Collected data entries
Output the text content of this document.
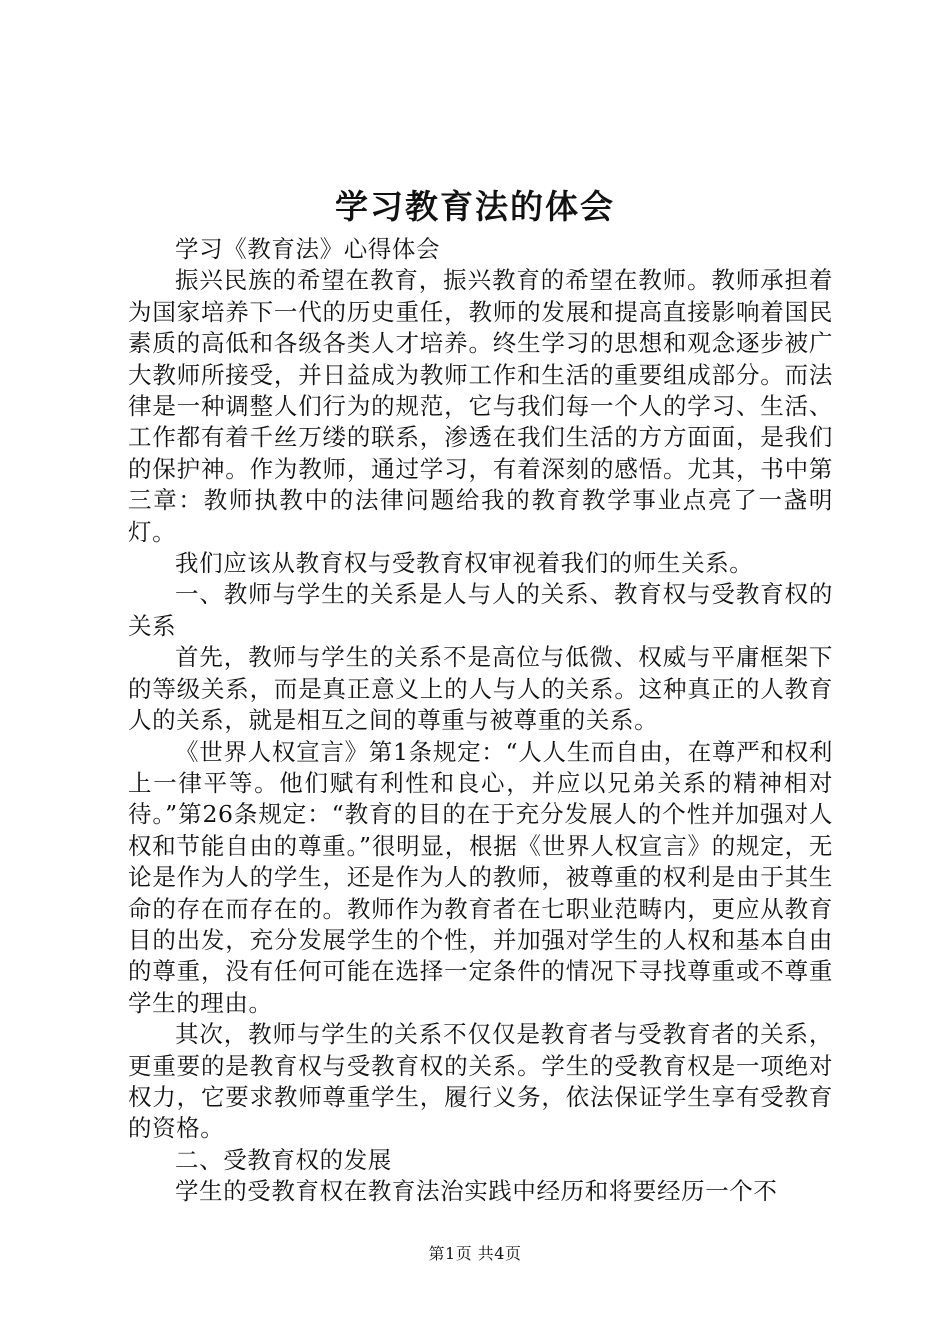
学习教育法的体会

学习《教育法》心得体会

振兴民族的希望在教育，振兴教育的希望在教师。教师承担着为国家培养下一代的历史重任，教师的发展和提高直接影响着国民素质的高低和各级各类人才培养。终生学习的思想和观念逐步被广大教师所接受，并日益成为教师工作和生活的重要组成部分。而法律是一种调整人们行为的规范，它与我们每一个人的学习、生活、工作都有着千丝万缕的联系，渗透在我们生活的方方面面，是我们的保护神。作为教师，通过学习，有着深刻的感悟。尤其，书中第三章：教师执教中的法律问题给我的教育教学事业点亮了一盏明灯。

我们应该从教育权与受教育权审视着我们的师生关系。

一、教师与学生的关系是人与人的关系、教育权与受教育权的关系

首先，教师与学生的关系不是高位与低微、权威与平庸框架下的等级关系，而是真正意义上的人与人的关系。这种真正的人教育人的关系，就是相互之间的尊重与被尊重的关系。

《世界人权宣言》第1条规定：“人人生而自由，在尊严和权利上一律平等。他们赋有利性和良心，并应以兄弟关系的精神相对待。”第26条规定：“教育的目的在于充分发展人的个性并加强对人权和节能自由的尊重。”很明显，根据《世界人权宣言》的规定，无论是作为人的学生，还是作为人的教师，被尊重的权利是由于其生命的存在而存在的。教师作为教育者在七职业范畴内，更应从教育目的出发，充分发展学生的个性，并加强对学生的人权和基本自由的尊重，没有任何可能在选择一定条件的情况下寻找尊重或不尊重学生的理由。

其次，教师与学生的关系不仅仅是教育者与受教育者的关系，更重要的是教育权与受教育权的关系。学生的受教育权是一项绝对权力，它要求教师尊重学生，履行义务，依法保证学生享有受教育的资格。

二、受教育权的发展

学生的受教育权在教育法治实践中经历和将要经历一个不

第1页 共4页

• **EXERCISE PROMPT**:
Copy out all of the data word for word. Do not carry over any picture.

• **RESPONSE TO THIS EXERCISE**:
Output the text content of this document.
学习教育法的体会

学习《教育法》心得体会

振兴民族的希望在教育，振兴教育的希望在教师。教师承担着为国家培养下一代的历史重任，教师的发展和提高直接影响着国民素质的高低和各级各类人才培养。终生学习的思想和观念逐步被广大教师所接受，并日益成为教师工作和生活的重要组成部分。而法律是一种调整人们行为的规范，它与我们每一个人的学习、生活、工作都有着千丝万缕的联系，渗透在我们生活的方方面面，是我们的保护神。作为教师，通过学习，有着深刻的感悟。尤其，书中第三章：教师执教中的法律问题给我的教育教学事业点亮了一盏明灯。

我们应该从教育权与受教育权审视着我们的师生关系。

一、教师与学生的关系是人与人的关系、教育权与受教育权的关系

首先，教师与学生的关系不是高位与低微、权威与平庸框架下的等级关系，而是真正意义上的人与人的关系。这种真正的人教育人的关系，就是相互之间的尊重与被尊重的关系。

《世界人权宣言》第1条规定：“人人生而自由，在尊严和权利上一律平等。他们赋有利性和良心，并应以兄弟关系的精神相对待。”第26条规定：“教育的目的在于充分发展人的个性并加强对人权和节能自由的尊重。”很明显，根据《世界人权宣言》的规定，无论是作为人的学生，还是作为人的教师，被尊重的权利是由于其生命的存在而存在的。教师作为教育者在七职业范畴内，更应从教育目的出发，充分发展学生的个性，并加强对学生的人权和基本自由的尊重，没有任何可能在选择一定条件的情况下寻找尊重或不尊重学生的理由。

其次，教师与学生的关系不仅仅是教育者与受教育者的关系，更重要的是教育权与受教育权的关系。学生的受教育权是一项绝对权力，它要求教师尊重学生，履行义务，依法保证学生享有受教育的资格。

二、受教育权的发展

学生的受教育权在教育法治实践中经历和将要经历一个不

第1页 共4页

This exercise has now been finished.